▶ _REQUIRED WORK_:
Copy every line of the data below verbatim, without changing anything.

Start of DATA FOR PROCESSING

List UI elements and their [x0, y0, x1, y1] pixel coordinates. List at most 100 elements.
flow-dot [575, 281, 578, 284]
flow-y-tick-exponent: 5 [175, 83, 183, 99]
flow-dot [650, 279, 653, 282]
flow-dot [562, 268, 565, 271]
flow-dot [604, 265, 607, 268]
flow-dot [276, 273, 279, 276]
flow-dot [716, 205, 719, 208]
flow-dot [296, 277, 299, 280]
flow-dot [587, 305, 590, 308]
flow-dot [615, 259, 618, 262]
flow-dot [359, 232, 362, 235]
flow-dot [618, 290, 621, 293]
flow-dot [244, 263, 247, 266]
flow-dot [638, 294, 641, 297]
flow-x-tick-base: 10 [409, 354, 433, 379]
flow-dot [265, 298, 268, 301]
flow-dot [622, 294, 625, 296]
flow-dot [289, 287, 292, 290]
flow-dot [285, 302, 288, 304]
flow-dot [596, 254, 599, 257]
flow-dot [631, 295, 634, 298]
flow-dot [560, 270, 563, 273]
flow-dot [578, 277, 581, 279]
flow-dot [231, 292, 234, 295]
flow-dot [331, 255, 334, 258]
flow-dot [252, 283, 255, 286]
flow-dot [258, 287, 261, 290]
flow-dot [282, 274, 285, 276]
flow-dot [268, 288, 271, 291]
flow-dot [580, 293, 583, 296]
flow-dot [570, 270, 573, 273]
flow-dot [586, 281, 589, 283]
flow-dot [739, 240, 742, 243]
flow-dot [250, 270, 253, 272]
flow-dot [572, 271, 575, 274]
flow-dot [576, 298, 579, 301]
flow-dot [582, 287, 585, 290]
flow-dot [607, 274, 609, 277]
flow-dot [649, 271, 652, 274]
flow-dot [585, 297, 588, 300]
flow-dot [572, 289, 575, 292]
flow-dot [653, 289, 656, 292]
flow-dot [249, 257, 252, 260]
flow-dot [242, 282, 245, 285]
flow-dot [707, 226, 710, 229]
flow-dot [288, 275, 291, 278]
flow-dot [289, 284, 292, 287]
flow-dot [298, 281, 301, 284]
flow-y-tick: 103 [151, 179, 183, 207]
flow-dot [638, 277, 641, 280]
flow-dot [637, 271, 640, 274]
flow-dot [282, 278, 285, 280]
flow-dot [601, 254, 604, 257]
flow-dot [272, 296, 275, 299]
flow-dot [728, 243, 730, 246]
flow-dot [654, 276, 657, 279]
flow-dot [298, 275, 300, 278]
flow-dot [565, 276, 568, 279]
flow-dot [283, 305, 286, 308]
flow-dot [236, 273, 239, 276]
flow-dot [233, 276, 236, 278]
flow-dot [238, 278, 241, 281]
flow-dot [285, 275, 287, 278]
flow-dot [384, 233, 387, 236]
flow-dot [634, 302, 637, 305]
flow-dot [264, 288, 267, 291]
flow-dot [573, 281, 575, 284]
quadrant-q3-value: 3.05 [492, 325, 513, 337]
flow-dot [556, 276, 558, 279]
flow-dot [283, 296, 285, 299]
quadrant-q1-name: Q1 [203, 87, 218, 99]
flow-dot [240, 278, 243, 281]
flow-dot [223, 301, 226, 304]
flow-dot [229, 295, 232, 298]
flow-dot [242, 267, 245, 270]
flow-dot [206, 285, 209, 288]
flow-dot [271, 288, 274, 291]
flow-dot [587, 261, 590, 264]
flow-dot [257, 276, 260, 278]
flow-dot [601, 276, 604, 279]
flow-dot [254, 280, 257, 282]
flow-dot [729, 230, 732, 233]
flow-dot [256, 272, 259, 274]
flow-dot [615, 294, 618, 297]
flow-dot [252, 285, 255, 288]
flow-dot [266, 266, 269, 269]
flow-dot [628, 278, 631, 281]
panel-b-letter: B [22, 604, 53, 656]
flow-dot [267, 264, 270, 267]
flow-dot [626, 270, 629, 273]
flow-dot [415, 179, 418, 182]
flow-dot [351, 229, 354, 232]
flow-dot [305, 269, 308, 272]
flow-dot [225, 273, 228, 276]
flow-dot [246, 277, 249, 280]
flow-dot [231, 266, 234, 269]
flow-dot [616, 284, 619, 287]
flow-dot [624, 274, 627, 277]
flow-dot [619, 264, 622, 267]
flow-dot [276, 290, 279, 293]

End of DATA FOR PROCESSING

▶ _COMPLETE ANSWER_:
List UI elements and their [x0, y0, x1, y1] pixel coordinates. List at most 100 elements.
flow-dot [575, 281, 578, 284]
flow-y-tick-exponent: 5 [175, 83, 183, 99]
flow-dot [650, 279, 653, 282]
flow-dot [562, 268, 565, 271]
flow-dot [604, 265, 607, 268]
flow-dot [276, 273, 279, 276]
flow-dot [716, 205, 719, 208]
flow-dot [296, 277, 299, 280]
flow-dot [587, 305, 590, 308]
flow-dot [615, 259, 618, 262]
flow-dot [359, 232, 362, 235]
flow-dot [618, 290, 621, 293]
flow-dot [244, 263, 247, 266]
flow-dot [638, 294, 641, 297]
flow-x-tick-base: 10 [409, 354, 433, 379]
flow-dot [265, 298, 268, 301]
flow-dot [622, 294, 625, 296]
flow-dot [289, 287, 292, 290]
flow-dot [285, 302, 288, 304]
flow-dot [596, 254, 599, 257]
flow-dot [631, 295, 634, 298]
flow-dot [560, 270, 563, 273]
flow-dot [578, 277, 581, 279]
flow-dot [231, 292, 234, 295]
flow-dot [331, 255, 334, 258]
flow-dot [252, 283, 255, 286]
flow-dot [258, 287, 261, 290]
flow-dot [282, 274, 285, 276]
flow-dot [268, 288, 271, 291]
flow-dot [580, 293, 583, 296]
flow-dot [570, 270, 573, 273]
flow-dot [586, 281, 589, 283]
flow-dot [739, 240, 742, 243]
flow-dot [250, 270, 253, 272]
flow-dot [572, 271, 575, 274]
flow-dot [576, 298, 579, 301]
flow-dot [582, 287, 585, 290]
flow-dot [607, 274, 609, 277]
flow-dot [649, 271, 652, 274]
flow-dot [585, 297, 588, 300]
flow-dot [572, 289, 575, 292]
flow-dot [653, 289, 656, 292]
flow-dot [249, 257, 252, 260]
flow-dot [242, 282, 245, 285]
flow-dot [707, 226, 710, 229]
flow-dot [288, 275, 291, 278]
flow-dot [289, 284, 292, 287]
flow-dot [298, 281, 301, 284]
flow-y-tick: 103 [151, 179, 183, 207]
flow-dot [638, 277, 641, 280]
flow-dot [637, 271, 640, 274]
flow-dot [282, 278, 285, 280]
flow-dot [601, 254, 604, 257]
flow-dot [272, 296, 275, 299]
flow-dot [728, 243, 730, 246]
flow-dot [654, 276, 657, 279]
flow-dot [298, 275, 300, 278]
flow-dot [565, 276, 568, 279]
flow-dot [283, 305, 286, 308]
flow-dot [236, 273, 239, 276]
flow-dot [233, 276, 236, 278]
flow-dot [238, 278, 241, 281]
flow-dot [285, 275, 287, 278]
flow-dot [384, 233, 387, 236]
flow-dot [634, 302, 637, 305]
flow-dot [264, 288, 267, 291]
flow-dot [573, 281, 575, 284]
quadrant-q3-value: 3.05 [492, 325, 513, 337]
flow-dot [556, 276, 558, 279]
flow-dot [283, 296, 285, 299]
quadrant-q1-name: Q1 [203, 87, 218, 99]
flow-dot [240, 278, 243, 281]
flow-dot [223, 301, 226, 304]
flow-dot [229, 295, 232, 298]
flow-dot [242, 267, 245, 270]
flow-dot [206, 285, 209, 288]
flow-dot [271, 288, 274, 291]
flow-dot [587, 261, 590, 264]
flow-dot [257, 276, 260, 278]
flow-dot [601, 276, 604, 279]
flow-dot [254, 280, 257, 282]
flow-dot [729, 230, 732, 233]
flow-dot [256, 272, 259, 274]
flow-dot [615, 294, 618, 297]
flow-dot [252, 285, 255, 288]
flow-dot [266, 266, 269, 269]
flow-dot [628, 278, 631, 281]
panel-b-letter: B [22, 604, 53, 656]
flow-dot [267, 264, 270, 267]
flow-dot [626, 270, 629, 273]
flow-dot [415, 179, 418, 182]
flow-dot [351, 229, 354, 232]
flow-dot [305, 269, 308, 272]
flow-dot [225, 273, 228, 276]
flow-dot [246, 277, 249, 280]
flow-dot [231, 266, 234, 269]
flow-dot [616, 284, 619, 287]
flow-dot [624, 274, 627, 277]
flow-dot [619, 264, 622, 267]
flow-dot [276, 290, 279, 293]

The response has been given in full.